REQUIRED TASK:
Going through the material below, please gather all lines with the word "返回值为" in them.

RECORDS SHOWN:
-*-

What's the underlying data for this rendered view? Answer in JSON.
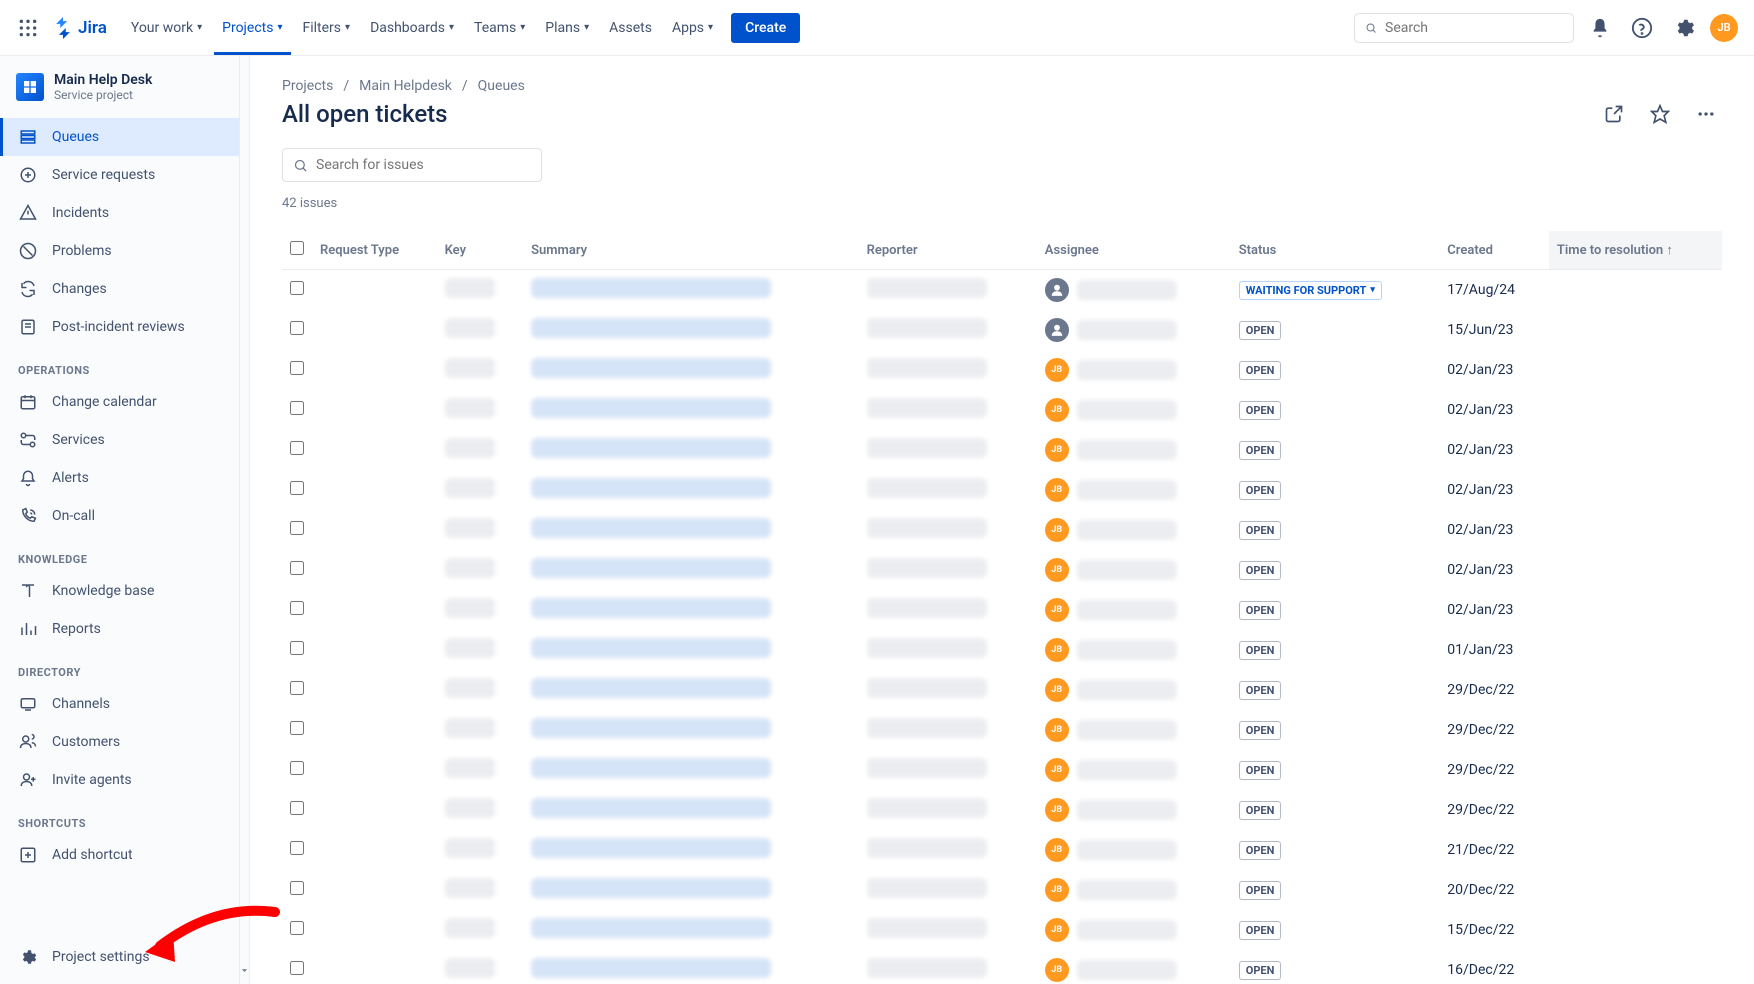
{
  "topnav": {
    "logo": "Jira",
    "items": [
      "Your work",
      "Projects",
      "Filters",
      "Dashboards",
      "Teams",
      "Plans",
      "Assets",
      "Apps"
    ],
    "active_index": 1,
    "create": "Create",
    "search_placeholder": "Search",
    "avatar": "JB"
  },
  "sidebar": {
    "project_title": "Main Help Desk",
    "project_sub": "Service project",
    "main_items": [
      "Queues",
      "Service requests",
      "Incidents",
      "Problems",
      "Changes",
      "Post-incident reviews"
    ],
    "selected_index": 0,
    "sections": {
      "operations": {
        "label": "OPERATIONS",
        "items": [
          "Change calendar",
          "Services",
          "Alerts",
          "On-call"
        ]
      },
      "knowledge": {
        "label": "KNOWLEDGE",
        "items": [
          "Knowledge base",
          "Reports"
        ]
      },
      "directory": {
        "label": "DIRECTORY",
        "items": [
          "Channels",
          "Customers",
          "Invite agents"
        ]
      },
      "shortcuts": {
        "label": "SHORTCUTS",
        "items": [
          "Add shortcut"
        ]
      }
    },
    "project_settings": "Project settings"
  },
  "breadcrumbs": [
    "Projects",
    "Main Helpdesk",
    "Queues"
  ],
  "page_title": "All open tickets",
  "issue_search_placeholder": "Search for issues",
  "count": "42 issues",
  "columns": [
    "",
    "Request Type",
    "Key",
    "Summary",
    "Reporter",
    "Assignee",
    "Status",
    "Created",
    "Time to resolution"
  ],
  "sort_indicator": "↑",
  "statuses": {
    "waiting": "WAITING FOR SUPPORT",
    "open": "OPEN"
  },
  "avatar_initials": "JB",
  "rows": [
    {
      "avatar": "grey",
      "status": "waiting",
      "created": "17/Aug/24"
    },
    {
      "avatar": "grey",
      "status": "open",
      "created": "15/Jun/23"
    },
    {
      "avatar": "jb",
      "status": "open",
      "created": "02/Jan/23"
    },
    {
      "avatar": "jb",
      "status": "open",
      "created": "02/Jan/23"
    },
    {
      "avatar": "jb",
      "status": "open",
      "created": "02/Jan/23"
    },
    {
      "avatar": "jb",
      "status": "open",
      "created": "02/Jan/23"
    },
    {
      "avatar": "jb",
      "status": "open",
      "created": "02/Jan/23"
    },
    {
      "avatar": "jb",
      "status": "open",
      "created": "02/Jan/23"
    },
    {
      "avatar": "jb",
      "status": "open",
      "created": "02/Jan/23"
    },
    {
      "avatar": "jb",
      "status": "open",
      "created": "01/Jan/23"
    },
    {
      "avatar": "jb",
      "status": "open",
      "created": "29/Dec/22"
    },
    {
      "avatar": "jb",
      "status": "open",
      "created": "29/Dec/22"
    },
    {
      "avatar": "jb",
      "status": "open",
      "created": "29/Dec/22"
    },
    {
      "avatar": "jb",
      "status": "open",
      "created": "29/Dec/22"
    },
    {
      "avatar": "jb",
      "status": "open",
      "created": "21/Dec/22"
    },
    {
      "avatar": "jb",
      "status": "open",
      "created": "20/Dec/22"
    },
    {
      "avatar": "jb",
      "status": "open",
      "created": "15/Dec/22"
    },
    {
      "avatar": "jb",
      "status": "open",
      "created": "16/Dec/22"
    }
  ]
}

-*-

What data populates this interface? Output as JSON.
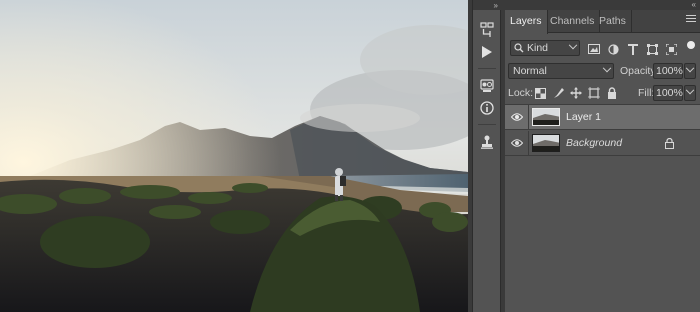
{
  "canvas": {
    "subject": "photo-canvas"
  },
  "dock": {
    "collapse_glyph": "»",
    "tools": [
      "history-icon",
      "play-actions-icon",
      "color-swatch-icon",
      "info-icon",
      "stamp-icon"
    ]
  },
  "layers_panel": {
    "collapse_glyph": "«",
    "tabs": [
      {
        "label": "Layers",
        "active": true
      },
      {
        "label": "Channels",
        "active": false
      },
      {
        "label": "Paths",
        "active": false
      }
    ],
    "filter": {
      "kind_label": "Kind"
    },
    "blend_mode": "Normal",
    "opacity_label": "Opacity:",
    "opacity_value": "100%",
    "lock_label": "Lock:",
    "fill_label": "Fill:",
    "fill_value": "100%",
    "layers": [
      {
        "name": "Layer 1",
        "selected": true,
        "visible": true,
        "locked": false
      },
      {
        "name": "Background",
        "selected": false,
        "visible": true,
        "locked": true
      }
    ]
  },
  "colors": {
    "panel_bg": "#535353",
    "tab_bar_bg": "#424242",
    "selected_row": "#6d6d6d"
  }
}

-*-

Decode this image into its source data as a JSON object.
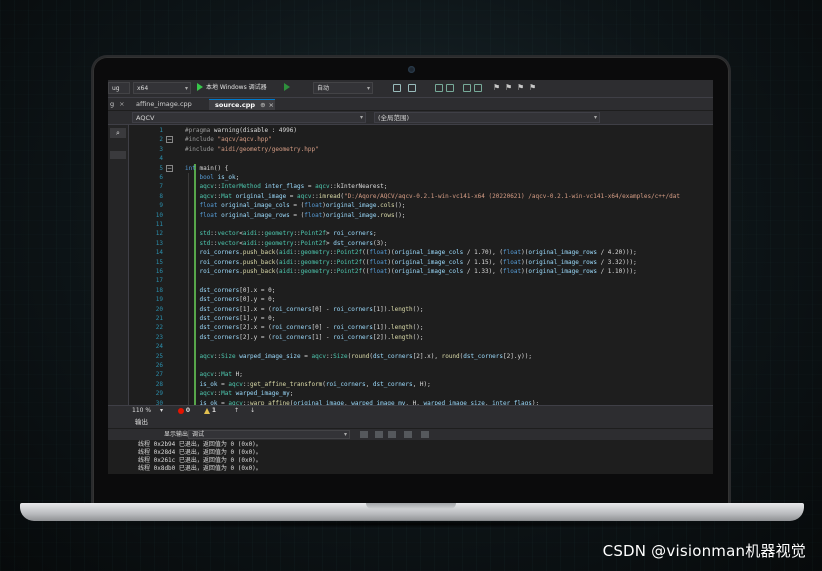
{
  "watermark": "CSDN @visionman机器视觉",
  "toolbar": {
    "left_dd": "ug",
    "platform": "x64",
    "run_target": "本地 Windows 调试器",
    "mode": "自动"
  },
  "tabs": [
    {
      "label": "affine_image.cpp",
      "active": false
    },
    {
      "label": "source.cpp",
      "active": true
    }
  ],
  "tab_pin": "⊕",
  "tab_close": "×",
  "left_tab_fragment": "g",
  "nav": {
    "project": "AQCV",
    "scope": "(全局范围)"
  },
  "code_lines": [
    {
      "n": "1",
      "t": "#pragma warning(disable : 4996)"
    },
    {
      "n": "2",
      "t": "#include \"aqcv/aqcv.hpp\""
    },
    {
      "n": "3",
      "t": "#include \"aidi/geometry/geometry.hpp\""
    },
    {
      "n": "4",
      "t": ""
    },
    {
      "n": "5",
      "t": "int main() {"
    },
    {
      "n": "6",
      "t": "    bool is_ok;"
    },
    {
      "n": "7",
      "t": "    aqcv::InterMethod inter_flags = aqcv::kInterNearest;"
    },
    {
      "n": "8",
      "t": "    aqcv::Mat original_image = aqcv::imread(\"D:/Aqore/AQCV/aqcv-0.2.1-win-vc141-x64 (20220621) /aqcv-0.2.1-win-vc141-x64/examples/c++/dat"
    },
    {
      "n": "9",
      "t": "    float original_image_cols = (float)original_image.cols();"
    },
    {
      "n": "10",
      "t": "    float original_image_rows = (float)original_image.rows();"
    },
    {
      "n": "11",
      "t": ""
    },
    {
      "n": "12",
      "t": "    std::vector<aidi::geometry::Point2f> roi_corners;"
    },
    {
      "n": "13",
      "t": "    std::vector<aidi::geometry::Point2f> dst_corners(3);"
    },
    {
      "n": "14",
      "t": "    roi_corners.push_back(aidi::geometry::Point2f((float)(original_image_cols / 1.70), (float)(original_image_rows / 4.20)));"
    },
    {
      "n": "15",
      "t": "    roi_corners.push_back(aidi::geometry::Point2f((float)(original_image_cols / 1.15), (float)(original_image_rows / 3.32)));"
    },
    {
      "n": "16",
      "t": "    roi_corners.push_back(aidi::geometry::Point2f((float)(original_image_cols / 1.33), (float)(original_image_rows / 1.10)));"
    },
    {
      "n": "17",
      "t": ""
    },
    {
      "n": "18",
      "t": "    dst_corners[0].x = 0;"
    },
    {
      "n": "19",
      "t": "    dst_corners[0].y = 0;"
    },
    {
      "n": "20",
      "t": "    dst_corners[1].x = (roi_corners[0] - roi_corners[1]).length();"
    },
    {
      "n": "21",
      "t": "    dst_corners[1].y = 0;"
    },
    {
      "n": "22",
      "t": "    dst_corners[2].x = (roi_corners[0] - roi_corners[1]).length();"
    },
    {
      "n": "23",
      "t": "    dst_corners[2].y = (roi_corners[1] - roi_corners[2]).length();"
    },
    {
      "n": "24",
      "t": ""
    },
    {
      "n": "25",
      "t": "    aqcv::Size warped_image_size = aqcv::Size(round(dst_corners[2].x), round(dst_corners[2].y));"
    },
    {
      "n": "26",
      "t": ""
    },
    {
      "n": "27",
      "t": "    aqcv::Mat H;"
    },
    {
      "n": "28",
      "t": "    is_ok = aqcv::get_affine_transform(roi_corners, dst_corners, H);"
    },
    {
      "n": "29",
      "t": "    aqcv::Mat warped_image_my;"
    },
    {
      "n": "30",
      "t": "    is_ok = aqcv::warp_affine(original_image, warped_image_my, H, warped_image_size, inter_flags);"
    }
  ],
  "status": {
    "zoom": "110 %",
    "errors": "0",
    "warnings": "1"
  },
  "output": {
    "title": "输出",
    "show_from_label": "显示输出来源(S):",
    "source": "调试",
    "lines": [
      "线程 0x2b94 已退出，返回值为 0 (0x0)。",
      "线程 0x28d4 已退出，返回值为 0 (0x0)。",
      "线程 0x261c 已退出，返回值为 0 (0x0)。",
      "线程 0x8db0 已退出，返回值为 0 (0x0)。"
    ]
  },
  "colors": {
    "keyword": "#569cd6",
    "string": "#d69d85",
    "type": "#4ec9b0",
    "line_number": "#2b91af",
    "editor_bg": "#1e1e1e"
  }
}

-*-

COMPLETE RESPONSE:
      "线程 0x2b94 已退出，返回值为 0 (0x0)。",
      "线程 0x28d4 已退出，返回值为 0 (0x0)。",
      "线程 0x261c 已退出，返回值为 0 (0x0)。",
      "线程 0x8db0 已退出，返回值为 0 (0x0)。"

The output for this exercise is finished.